DO THIS: Below you will find a set of lines. Repeat them all exactly.

SUPPLIED INFORMATION:
::::

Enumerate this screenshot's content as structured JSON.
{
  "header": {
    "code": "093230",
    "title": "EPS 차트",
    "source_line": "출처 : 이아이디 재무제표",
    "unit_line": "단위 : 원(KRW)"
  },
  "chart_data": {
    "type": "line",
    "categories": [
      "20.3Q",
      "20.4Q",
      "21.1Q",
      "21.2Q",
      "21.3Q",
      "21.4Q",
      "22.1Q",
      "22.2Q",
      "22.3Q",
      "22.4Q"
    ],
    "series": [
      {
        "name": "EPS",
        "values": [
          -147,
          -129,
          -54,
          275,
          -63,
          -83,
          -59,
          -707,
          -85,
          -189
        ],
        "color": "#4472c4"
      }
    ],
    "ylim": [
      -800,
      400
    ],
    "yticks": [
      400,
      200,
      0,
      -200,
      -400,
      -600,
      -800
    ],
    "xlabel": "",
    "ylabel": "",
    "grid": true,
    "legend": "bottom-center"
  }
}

::::

THE REPLY:
Enumerate this screenshot's content as structured JSON.
{
  "header": {
    "code": "093230",
    "title": "EPS 차트",
    "source_line": "출처 : 이아이디 재무제표",
    "unit_line": "단위 : 원(KRW)"
  },
  "chart_data": {
    "type": "line",
    "categories": [
      "20.3Q",
      "20.4Q",
      "21.1Q",
      "21.2Q",
      "21.3Q",
      "21.4Q",
      "22.1Q",
      "22.2Q",
      "22.3Q",
      "22.4Q"
    ],
    "series": [
      {
        "name": "EPS",
        "values": [
          -147,
          -129,
          -54,
          275,
          -63,
          -83,
          -59,
          -707,
          -85,
          -189
        ],
        "color": "#4472c4"
      }
    ],
    "ylim": [
      -800,
      400
    ],
    "yticks": [
      400,
      200,
      0,
      -200,
      -400,
      -600,
      -800
    ],
    "xlabel": "",
    "ylabel": "",
    "grid": true,
    "legend": "bottom-center"
  }
}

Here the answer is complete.